» **Set exercise**
Pictures aside, quote the whole listing exactly.

○ ○ ○ ○ ○ ○ ○

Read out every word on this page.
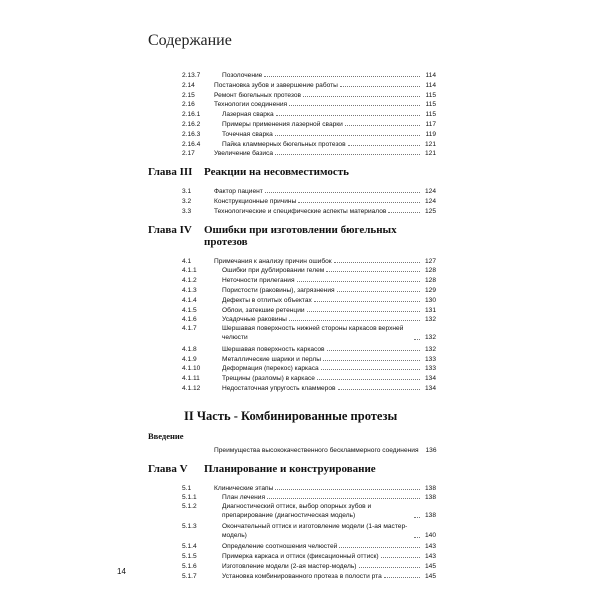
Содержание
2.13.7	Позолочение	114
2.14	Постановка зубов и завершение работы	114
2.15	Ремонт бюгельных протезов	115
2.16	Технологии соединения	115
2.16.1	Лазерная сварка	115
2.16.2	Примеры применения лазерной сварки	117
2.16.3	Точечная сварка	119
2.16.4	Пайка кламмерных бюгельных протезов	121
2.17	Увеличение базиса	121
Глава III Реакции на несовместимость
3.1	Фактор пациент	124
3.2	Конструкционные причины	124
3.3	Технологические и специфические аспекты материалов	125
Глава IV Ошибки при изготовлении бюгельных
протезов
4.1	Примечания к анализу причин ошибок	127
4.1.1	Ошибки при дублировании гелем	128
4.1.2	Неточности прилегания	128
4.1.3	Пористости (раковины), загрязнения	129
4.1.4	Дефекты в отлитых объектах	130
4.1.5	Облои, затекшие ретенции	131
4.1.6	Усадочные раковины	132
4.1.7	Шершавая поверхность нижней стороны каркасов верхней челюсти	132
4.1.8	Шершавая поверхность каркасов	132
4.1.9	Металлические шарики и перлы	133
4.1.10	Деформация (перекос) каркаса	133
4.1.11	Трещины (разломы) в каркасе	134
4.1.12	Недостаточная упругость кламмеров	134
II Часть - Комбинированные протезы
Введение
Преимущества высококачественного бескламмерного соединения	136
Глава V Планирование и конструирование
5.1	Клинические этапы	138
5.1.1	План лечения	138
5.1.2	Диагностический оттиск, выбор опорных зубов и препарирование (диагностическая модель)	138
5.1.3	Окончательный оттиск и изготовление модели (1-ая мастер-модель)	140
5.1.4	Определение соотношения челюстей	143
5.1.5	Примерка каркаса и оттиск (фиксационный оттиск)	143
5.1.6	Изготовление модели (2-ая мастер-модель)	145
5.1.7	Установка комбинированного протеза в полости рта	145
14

○ ○ ○ ○ ○ ○ ○

» **Right answer**
Read out every word on this page.
Содержание
2.13.7	Позолочение	114
2.14	Постановка зубов и завершение работы	114
2.15	Ремонт бюгельных протезов	115
2.16	Технологии соединения	115
2.16.1	Лазерная сварка	115
2.16.2	Примеры применения лазерной сварки	117
2.16.3	Точечная сварка	119
2.16.4	Пайка кламмерных бюгельных протезов	121
2.17	Увеличение базиса	121
Глава III Реакции на несовместимость
3.1	Фактор пациент	124
3.2	Конструкционные причины	124
3.3	Технологические и специфические аспекты материалов	125
Глава IV Ошибки при изготовлении бюгельных
протезов
4.1	Примечания к анализу причин ошибок	127
4.1.1	Ошибки при дублировании гелем	128
4.1.2	Неточности прилегания	128
4.1.3	Пористости (раковины), загрязнения	129
4.1.4	Дефекты в отлитых объектах	130
4.1.5	Облои, затекшие ретенции	131
4.1.6	Усадочные раковины	132
4.1.7	Шершавая поверхность нижней стороны каркасов верхней челюсти	132
4.1.8	Шершавая поверхность каркасов	132
4.1.9	Металлические шарики и перлы	133
4.1.10	Деформация (перекос) каркаса	133
4.1.11	Трещины (разломы) в каркасе	134
4.1.12	Недостаточная упругость кламмеров	134
II Часть - Комбинированные протезы
Введение
Преимущества высококачественного бескламмерного соединения	136
Глава V Планирование и конструирование
5.1	Клинические этапы	138
5.1.1	План лечения	138
5.1.2	Диагностический оттиск, выбор опорных зубов и препарирование (диагностическая модель)	138
5.1.3	Окончательный оттиск и изготовление модели (1-ая мастер-модель)	140
5.1.4	Определение соотношения челюстей	143
5.1.5	Примерка каркаса и оттиск (фиксационный оттиск)	143
5.1.6	Изготовление модели (2-ая мастер-модель)	145
5.1.7	Установка комбинированного протеза в полости рта	145
14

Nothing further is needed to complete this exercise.